→ **Record set**

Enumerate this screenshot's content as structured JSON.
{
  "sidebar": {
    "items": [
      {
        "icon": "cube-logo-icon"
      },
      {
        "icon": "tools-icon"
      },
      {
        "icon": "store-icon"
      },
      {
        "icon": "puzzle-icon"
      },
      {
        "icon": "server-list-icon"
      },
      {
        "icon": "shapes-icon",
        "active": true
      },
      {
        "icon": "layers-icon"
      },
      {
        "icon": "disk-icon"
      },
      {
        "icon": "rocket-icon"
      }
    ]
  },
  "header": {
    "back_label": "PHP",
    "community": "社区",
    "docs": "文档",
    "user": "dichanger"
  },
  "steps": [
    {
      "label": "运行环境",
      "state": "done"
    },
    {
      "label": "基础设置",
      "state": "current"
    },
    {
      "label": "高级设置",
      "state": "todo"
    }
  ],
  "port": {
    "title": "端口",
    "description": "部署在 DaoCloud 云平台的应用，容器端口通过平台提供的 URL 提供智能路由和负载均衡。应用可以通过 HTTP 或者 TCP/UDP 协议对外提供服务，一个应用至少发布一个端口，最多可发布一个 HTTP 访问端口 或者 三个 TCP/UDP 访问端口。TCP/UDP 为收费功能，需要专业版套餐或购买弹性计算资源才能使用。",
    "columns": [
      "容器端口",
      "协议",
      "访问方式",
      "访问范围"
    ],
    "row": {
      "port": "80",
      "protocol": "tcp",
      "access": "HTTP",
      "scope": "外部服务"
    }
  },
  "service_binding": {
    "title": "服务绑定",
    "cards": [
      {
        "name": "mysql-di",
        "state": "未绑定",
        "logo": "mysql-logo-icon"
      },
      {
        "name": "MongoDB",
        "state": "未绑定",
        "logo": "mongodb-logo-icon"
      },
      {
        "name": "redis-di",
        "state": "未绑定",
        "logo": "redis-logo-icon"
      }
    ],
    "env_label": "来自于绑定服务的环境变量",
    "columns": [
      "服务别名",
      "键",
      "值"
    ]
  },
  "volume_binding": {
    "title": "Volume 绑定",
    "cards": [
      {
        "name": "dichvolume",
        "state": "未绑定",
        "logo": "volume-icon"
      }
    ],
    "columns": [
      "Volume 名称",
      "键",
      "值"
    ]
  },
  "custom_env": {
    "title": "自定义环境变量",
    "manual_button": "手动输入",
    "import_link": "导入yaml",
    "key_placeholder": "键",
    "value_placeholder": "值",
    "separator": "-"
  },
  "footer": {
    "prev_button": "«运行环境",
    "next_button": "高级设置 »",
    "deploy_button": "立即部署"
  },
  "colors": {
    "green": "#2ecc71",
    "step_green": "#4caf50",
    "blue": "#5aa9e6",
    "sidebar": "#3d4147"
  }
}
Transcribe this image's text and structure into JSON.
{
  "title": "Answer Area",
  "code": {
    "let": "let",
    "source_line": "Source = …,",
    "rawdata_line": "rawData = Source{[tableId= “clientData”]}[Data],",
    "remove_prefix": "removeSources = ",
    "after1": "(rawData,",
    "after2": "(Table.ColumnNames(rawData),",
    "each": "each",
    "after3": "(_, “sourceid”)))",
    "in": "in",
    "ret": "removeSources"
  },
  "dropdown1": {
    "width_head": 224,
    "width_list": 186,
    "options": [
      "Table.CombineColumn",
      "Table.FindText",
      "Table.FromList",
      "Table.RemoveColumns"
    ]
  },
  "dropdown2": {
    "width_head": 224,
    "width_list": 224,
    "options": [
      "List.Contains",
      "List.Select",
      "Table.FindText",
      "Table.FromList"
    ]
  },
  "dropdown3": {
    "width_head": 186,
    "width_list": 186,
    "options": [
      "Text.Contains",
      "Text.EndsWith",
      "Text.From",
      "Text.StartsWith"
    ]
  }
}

→ **Work to complete**
Every line from the one containing "Transcribe this image's" through the end of the data must be repeated exactly, and no other line.

→ **Task solution**
Transcribe this image's text and structure into JSON.
{
  "title": "Answer Area",
  "code": {
    "let": "let",
    "source_line": "Source = …,",
    "rawdata_line": "rawData = Source{[tableId= “clientData”]}[Data],",
    "remove_prefix": "removeSources = ",
    "after1": "(rawData,",
    "after2": "(Table.ColumnNames(rawData),",
    "each": "each",
    "after3": "(_, “sourceid”)))",
    "in": "in",
    "ret": "removeSources"
  },
  "dropdown1": {
    "width_head": 224,
    "width_list": 186,
    "options": [
      "Table.CombineColumn",
      "Table.FindText",
      "Table.FromList",
      "Table.RemoveColumns"
    ]
  },
  "dropdown2": {
    "width_head": 224,
    "width_list": 224,
    "options": [
      "List.Contains",
      "List.Select",
      "Table.FindText",
      "Table.FromList"
    ]
  },
  "dropdown3": {
    "width_head": 186,
    "width_list": 186,
    "options": [
      "Text.Contains",
      "Text.EndsWith",
      "Text.From",
      "Text.StartsWith"
    ]
  }
}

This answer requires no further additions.